AIM => Output the material beneath this task exactly, images excluded.

─── INPUT DATA

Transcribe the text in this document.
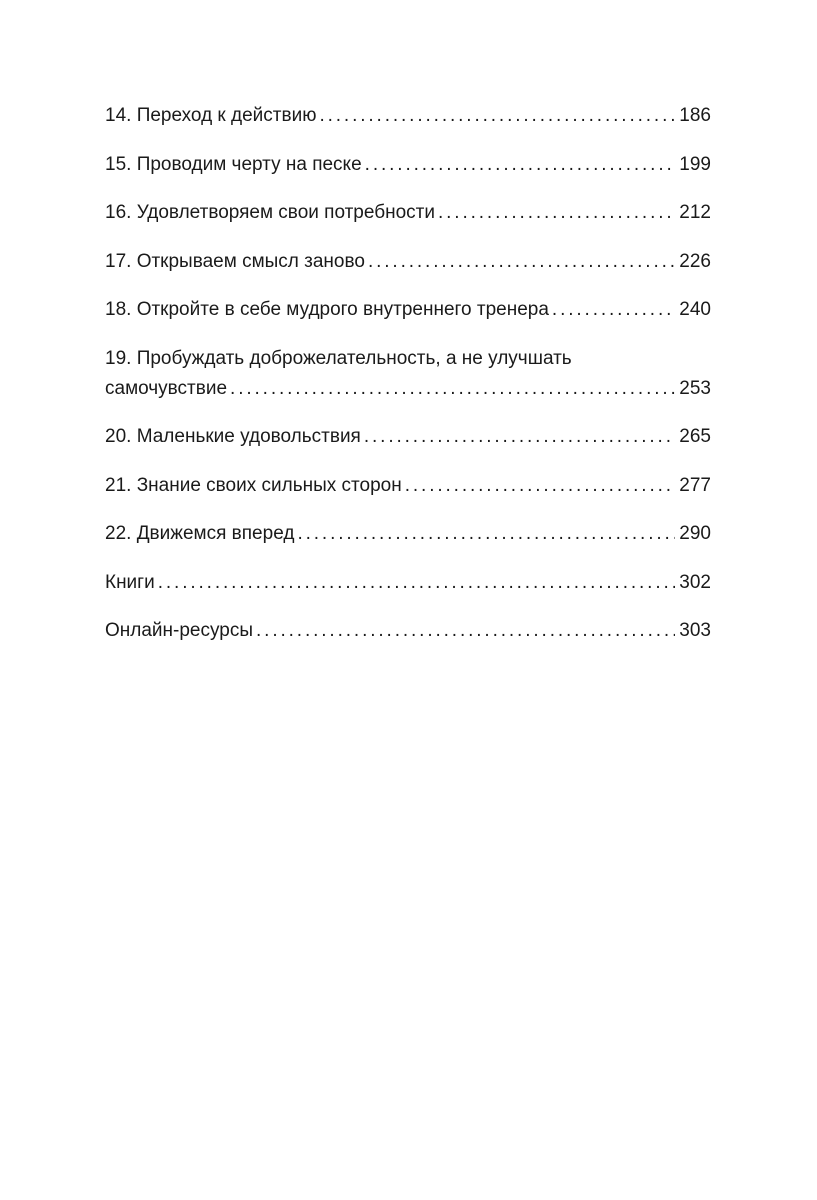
14. Переход к действию . . .	186
15. Проводим черту на песке . . .	199
16. Удовлетворяем свои потребности . . .	212
17. Открываем смысл заново . . .	226
18. Откройте в себе мудрого внутреннего тренера . . .	240
19. Пробуждать доброжелательность, а не улучшать
самочувствие . . .	253
20. Маленькие удовольствия . . .	265
21. Знание своих сильных сторон . . .	277
22. Движемся вперед . . .	290
Книги . . .	302
Онлайн-ресурсы . . .	303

──────

THE RESULT =>
Transcribe the text in this document.
14. Переход к действию . . .	186
15. Проводим черту на песке . . .	199
16. Удовлетворяем свои потребности . . .	212
17. Открываем смысл заново . . .	226
18. Откройте в себе мудрого внутреннего тренера . . .	240
19. Пробуждать доброжелательность, а не улучшать
самочувствие . . .	253
20. Маленькие удовольствия . . .	265
21. Знание своих сильных сторон . . .	277
22. Движемся вперед . . .	290
Книги . . .	302
Онлайн-ресурсы . . .	303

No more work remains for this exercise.